[GIVEN TEXT start]

Terraform RDS: Restore data after destroy due to modification? - amazon-web-services

I am trying to create an RDS Aurora MySQL cluster in AWS using Terraform. However, I notice that any time I alter the cluster in a way the requires it to be replaced, all data is lost. I have configured to take a final snapshot and would like to restore from that snapshot, or restore the original data through an alternative measure.
Example: Change Cluster -> TF Destroys the original cluster -> TF Replaces with new cluster -> Restore Data from original
I have attempted to use the same snapshot identifier for both aws_rds_cluster.snapshot_identifier and aws_rds_cluster.final_snapshot_identifier, but Terraform bombs because the final snapshot of the destroyed cluster doesn't yet exist.
I've also attempted to use the rds-finalsnapshot module, but it turns out it is primarily used for spinning environments up and down, preserving the data. i.e. Destroying an entire cluster, then recreating it as part of a separate deployment. (Module: https://registry.terraform.io/modules/connect-group/rds-finalsnapshot/aws/latest)
module "snapshot_maintenance" {
source="connect-group/rds-finalsnapshot/aws//modules/rds_snapshot_maintenance"
identifier = local.cluster_identifier
is_cluster = true
database_endpoint = element(aws_rds_cluster_instance.cluster_instance.*.endpoint, 0)
number_of_snapshots_to_retain = 3
}
resource "aws_rds_cluster" "provisioned_cluster" {
cluster_identifier = module.snapshot_maintenance.identifier
engine = "aurora-mysql"
engine_version = "5.7.mysql_aurora.2.10.0"
port = 1234
database_name = "example"
master_username = "example"

[GIVEN TEXT end]
[RECORDED INFORMATION start]

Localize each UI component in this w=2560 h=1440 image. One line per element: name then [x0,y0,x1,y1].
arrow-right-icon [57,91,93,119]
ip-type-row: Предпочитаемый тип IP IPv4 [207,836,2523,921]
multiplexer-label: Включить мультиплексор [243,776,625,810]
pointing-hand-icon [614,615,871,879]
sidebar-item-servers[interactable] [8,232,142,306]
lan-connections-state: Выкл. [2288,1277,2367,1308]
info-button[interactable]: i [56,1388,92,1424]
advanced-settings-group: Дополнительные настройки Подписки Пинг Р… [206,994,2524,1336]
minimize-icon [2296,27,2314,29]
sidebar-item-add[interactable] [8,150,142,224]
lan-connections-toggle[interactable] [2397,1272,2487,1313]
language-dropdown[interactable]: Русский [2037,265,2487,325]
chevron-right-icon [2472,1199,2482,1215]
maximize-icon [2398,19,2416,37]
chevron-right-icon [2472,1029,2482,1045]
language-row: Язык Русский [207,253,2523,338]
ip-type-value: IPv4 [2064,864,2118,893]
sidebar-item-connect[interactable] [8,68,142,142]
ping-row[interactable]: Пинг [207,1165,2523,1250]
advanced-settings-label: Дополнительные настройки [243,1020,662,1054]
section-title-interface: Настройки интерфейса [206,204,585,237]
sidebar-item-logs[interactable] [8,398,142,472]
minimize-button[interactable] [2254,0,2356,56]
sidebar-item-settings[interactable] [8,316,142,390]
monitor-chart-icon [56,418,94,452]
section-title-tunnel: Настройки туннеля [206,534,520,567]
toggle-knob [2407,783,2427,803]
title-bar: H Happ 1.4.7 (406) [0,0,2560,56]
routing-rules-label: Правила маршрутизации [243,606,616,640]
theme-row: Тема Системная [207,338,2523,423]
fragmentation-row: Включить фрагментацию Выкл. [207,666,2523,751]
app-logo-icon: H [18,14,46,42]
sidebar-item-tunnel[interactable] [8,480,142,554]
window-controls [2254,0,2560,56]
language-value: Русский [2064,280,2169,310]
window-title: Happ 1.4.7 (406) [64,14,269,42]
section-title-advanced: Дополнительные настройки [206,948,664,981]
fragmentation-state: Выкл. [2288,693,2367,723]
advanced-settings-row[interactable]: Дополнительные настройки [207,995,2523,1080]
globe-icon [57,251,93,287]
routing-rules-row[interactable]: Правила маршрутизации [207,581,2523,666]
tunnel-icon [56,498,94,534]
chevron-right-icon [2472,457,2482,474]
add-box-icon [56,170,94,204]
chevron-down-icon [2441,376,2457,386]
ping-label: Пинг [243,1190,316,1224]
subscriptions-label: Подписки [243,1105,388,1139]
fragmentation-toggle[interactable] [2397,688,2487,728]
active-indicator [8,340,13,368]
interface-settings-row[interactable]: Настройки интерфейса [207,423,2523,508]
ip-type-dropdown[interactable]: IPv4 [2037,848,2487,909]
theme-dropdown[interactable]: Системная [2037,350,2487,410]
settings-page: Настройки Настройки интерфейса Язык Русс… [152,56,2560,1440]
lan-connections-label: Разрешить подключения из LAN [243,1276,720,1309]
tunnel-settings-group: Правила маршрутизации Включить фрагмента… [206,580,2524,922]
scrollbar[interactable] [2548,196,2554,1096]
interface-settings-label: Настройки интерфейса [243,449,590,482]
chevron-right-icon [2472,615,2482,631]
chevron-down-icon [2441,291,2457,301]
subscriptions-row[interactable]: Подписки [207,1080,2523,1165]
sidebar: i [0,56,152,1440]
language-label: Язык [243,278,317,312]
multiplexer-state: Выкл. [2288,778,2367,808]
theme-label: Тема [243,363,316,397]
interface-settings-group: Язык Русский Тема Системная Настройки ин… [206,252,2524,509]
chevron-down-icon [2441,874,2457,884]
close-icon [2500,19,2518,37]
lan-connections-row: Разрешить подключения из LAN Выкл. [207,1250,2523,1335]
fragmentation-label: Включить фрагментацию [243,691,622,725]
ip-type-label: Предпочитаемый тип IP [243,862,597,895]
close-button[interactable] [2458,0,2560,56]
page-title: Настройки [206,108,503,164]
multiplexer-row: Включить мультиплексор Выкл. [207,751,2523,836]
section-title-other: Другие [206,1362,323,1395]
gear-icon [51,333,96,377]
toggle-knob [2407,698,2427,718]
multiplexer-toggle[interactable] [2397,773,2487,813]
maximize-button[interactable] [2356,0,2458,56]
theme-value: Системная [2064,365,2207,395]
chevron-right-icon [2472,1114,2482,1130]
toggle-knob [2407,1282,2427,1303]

[RECORDED INFORMATION end]

● **THINGS TO DO**:
**A)** Do these statements agree with the Terraform RDS question? (i) When Terraform tries to restore from it, the final snapshot of the destroyed cluster already exists. (ii) The rds-finalsnapshot module is mainly meant for spinning environments up and down while keeping the data. (iii) The snapshot maintenance module is set to keep three snapshots. Answer yes or no for each and quote the words of the text that decide it.
**B)** Could you pick up the Terraform RDS question at the point where it stops and keep writing it?

● **RESULTS FOR EACH TASK**:
**A)**
(i) No: "Terraform bombs because the final snapshot of the destroyed cluster doesn't yet exist."
(ii) Yes: "it is primarily used for spinning environments up and down, preserving the data."
(iii) Yes: "number_of_snapshots_to_retain = 3"

**B)**
master_password = "example"
iam_database_authentication_enabled = true
storage_encrypted = true
backup_retention_period = 2
db_subnet_group_name = "example"
skip_final_snapshot = false
final_snapshot_identifier = module.snapshot_maintenance.final_snapshot_identifier
snapshot_identifier = module.snapshot_maintenance.snapshot_to_restore
vpc_security_group_ids = ["example"]
}
What I find is if a change requires destroy and recreation, I don't have a great way to restore the data as part of the same deployment.
I'll add that I don't think this is an issue with my code. It's more of a lifecycle limitation of TF. I believe I can't be the only person who wants to preserve the data in their cluster in the event TF determines the cluster must be recreated.
If I wanted to prevent loss of data due to a change to the cluster that results in a destroy, do I need to destroy the cluster outside of terraform or through the cli, sync up Terraform's state and then apply?

The solution ended up being rather simple, albeit obscure. I tried over 50 different approaches using combinations of existing resource properties, provisioners, null resources (with triggers) and external data blocks with AWS CLI commands and Powershell scripts.
The challenge here was that I needed to ensure the provisioning happened in this order to ensure no data loss:
Stop DMS replication tasks from replicating more data into the database.
Take a new snapshot of the cluster, once incoming data had been stopped.
Destroy and recreate the cluster, using the snapshot_identifier to specify the snapshot taken in the previous step.
Destroy and recreate the DMS tasks.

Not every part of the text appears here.